Determine the number of lines in the listing below where the string "name" occurs; answer with the number alone.

#### GIVEN RECORDS ####

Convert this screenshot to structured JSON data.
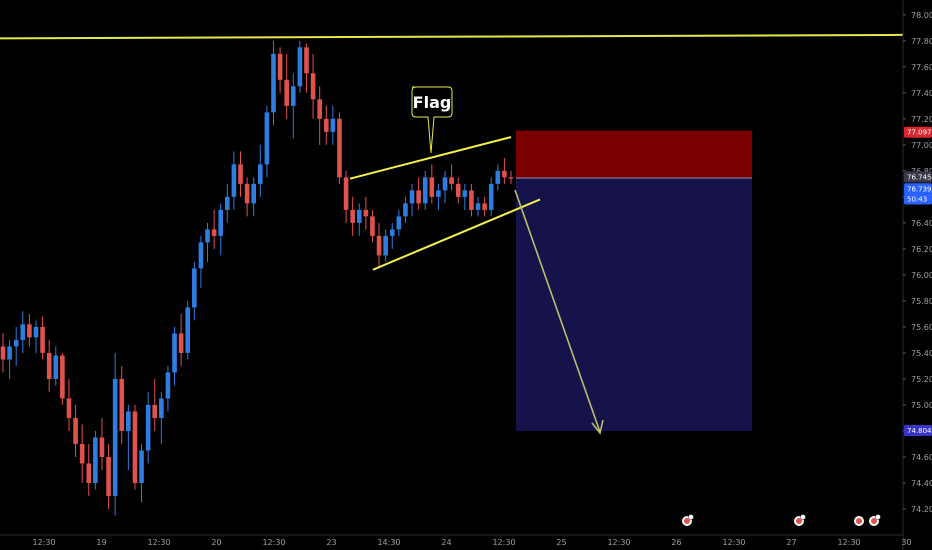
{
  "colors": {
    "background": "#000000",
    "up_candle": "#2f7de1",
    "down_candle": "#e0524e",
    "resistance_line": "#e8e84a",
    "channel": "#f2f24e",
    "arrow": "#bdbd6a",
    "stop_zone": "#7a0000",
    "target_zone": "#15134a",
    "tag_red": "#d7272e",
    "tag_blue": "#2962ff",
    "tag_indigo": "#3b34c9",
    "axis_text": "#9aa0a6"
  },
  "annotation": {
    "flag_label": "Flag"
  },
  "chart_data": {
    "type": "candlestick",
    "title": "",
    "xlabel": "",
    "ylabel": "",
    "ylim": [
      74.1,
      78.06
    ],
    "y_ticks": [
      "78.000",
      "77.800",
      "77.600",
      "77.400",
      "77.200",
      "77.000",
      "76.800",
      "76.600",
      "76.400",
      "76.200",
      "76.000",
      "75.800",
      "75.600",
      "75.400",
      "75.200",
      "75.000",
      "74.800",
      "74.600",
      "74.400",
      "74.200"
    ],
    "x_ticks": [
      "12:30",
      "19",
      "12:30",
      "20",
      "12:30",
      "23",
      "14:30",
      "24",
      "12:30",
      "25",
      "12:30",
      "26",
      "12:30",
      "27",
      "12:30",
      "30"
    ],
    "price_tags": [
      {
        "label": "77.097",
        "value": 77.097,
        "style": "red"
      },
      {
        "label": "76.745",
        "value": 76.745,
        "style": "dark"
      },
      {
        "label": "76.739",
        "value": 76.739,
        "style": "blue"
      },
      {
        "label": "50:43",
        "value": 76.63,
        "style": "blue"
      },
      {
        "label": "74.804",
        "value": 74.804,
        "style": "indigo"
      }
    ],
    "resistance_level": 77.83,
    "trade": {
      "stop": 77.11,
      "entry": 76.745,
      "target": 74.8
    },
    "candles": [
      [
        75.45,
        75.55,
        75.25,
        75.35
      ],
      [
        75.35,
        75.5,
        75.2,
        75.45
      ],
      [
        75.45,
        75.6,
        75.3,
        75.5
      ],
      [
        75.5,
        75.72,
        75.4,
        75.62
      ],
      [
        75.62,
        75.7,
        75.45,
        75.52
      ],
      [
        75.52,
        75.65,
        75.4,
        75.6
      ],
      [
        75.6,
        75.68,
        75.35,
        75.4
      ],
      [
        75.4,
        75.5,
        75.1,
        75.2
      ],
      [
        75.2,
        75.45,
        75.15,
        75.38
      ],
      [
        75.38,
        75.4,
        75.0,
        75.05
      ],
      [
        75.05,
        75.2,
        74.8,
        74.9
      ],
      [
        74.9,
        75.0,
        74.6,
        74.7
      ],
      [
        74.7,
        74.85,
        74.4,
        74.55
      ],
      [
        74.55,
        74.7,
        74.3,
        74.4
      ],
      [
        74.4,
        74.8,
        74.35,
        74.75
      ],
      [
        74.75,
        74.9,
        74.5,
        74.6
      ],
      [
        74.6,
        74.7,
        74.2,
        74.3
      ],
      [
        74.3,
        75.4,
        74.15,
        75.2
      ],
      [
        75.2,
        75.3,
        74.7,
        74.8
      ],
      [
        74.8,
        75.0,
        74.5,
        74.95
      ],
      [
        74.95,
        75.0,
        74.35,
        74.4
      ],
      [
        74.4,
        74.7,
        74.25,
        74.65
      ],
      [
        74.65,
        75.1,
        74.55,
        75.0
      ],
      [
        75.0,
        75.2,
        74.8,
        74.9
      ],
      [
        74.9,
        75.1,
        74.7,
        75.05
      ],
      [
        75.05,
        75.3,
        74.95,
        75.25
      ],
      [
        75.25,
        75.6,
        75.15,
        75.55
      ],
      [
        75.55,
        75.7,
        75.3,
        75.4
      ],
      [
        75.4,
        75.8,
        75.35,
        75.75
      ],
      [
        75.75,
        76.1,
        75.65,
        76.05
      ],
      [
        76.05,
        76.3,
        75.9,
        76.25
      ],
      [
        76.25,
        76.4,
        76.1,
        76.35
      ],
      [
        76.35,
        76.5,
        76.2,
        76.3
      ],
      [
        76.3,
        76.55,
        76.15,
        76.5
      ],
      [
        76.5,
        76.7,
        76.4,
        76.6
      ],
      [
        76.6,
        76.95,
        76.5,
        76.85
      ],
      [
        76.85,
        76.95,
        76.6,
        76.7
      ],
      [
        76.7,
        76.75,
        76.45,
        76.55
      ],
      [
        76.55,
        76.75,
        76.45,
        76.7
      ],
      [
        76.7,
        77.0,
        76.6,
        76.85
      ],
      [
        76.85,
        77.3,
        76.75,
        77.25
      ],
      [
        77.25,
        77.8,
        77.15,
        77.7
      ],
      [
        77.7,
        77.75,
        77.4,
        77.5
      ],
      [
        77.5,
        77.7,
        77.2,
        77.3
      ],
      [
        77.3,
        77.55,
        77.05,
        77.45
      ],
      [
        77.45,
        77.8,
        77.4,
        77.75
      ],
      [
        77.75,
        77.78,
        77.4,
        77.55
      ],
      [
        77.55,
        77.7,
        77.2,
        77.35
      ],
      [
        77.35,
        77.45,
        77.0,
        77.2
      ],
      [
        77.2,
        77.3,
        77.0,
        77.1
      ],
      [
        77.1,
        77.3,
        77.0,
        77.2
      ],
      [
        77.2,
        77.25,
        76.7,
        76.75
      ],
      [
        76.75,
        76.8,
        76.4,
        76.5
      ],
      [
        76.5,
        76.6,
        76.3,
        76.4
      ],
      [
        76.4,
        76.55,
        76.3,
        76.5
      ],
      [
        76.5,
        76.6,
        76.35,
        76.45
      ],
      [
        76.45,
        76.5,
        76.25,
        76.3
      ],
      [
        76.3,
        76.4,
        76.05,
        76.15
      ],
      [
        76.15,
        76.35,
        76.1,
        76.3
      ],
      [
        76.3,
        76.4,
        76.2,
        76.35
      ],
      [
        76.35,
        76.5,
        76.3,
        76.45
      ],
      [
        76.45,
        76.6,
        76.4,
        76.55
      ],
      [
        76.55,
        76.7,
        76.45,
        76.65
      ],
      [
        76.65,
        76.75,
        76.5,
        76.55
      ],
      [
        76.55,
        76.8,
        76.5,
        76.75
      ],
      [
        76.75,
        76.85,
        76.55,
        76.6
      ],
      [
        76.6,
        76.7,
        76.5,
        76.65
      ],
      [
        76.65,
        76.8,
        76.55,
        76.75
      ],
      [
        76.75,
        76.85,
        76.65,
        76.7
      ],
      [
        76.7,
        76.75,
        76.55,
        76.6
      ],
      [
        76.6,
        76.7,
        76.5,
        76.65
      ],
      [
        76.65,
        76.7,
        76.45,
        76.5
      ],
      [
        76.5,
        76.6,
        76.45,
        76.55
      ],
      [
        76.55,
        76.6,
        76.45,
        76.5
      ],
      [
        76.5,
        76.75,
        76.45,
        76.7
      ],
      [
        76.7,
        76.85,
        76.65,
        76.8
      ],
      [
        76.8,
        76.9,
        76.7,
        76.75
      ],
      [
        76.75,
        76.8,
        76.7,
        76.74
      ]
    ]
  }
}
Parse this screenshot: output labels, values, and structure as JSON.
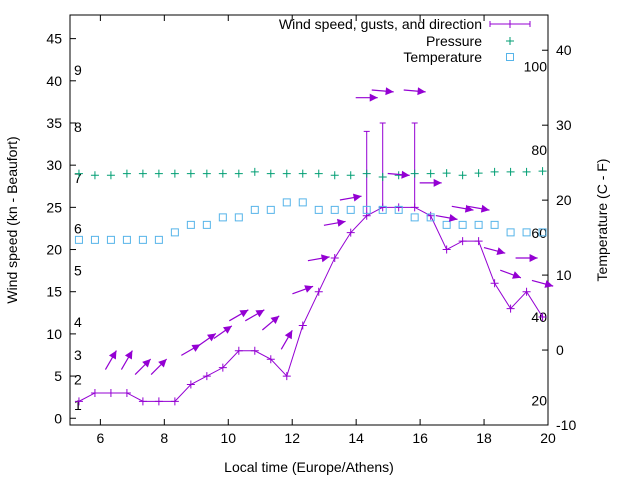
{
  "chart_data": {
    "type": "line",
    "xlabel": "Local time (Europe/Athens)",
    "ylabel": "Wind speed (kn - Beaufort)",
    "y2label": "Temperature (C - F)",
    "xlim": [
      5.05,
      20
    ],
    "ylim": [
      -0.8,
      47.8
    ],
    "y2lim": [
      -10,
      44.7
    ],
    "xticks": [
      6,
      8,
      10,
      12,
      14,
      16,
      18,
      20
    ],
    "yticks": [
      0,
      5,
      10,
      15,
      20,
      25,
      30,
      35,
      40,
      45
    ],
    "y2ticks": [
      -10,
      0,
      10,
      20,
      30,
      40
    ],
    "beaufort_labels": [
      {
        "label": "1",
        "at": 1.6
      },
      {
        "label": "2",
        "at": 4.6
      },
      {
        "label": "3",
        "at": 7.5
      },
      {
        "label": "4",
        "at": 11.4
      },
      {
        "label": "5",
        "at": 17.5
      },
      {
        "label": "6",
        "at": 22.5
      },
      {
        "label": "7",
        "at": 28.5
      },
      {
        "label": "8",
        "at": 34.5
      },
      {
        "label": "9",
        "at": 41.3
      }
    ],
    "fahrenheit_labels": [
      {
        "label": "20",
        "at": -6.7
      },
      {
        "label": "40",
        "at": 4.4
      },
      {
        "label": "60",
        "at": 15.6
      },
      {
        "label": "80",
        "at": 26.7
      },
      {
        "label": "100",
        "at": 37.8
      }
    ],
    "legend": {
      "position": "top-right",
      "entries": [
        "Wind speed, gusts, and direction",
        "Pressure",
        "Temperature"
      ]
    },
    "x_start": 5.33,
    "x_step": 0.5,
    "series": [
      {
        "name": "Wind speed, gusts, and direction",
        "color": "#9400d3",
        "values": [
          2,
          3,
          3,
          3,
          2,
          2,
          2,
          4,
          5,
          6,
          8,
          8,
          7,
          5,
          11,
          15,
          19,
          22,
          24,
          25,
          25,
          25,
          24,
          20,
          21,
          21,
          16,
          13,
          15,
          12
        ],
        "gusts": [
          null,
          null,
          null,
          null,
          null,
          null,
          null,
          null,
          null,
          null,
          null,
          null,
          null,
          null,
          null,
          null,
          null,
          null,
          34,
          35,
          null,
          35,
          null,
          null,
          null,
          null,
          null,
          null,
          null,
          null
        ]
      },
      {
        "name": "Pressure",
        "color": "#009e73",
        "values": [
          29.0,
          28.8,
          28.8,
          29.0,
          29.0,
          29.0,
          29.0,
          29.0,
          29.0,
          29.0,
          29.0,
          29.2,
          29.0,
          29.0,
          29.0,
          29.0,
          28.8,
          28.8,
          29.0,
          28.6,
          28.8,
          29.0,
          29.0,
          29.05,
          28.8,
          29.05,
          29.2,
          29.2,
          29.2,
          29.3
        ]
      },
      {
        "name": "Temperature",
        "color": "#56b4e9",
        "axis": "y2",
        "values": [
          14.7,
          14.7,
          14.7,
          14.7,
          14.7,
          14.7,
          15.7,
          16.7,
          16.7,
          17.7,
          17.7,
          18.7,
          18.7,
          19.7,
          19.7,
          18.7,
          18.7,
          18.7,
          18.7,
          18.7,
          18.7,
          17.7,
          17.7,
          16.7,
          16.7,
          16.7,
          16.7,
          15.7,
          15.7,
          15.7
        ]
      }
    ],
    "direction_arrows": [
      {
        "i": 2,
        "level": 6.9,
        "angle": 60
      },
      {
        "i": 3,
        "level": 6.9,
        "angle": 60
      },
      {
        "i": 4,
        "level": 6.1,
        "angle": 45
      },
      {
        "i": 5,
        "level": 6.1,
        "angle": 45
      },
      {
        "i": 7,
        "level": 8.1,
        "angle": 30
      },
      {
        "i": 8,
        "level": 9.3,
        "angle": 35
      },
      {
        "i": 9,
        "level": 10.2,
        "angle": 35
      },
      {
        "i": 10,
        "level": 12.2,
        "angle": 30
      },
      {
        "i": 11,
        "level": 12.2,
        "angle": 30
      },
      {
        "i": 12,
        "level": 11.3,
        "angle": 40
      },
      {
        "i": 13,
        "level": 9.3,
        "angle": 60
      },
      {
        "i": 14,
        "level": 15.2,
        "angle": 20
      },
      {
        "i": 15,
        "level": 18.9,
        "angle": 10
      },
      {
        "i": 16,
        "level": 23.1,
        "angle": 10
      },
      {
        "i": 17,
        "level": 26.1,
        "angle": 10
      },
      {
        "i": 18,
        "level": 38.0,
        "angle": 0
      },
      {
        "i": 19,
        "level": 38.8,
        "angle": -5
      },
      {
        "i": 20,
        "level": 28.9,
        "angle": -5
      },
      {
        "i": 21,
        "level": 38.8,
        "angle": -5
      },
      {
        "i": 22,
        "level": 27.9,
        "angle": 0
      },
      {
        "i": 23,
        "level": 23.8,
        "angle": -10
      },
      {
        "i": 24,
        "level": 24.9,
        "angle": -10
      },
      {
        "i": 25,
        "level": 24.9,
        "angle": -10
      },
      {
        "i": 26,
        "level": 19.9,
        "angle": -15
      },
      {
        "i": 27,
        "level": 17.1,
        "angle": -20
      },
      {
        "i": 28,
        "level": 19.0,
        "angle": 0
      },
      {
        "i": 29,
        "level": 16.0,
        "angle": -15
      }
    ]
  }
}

####

• [THE REPLY]:
3